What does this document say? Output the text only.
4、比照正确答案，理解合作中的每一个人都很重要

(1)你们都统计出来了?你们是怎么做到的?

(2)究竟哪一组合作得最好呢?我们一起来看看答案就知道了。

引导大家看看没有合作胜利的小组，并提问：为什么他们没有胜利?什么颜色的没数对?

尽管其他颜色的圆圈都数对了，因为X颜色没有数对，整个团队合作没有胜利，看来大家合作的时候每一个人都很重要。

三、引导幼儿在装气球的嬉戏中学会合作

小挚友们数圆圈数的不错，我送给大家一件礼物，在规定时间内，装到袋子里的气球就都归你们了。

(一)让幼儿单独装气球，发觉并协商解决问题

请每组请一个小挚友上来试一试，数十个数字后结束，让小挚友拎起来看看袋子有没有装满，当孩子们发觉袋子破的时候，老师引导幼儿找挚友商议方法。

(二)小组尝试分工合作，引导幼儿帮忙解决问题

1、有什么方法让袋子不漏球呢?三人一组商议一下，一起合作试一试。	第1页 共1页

○ ○ ○ ○

> **Brief**: Set down every line of the listing above again, exactly as given.

> **Result of this task**:
What does this document say? Output the text only.
4、比照正确答案，理解合作中的每一个人都很重要

(1)你们都统计出来了?你们是怎么做到的?

(2)究竟哪一组合作得最好呢?我们一起来看看答案就知道了。

引导大家看看没有合作胜利的小组，并提问：为什么他们没有胜利?什么颜色的没数对?

尽管其他颜色的圆圈都数对了，因为X颜色没有数对，整个团队合作没有胜利，看来大家合作的时候每一个人都很重要。

三、引导幼儿在装气球的嬉戏中学会合作

小挚友们数圆圈数的不错，我送给大家一件礼物，在规定时间内，装到袋子里的气球就都归你们了。

(一)让幼儿单独装气球，发觉并协商解决问题

请每组请一个小挚友上来试一试，数十个数字后结束，让小挚友拎起来看看袋子有没有装满，当孩子们发觉袋子破的时候，老师引导幼儿找挚友商议方法。

(二)小组尝试分工合作，引导幼儿帮忙解决问题

1、有什么方法让袋子不漏球呢?三人一组商议一下，一起合作试一试。	第1页 共1页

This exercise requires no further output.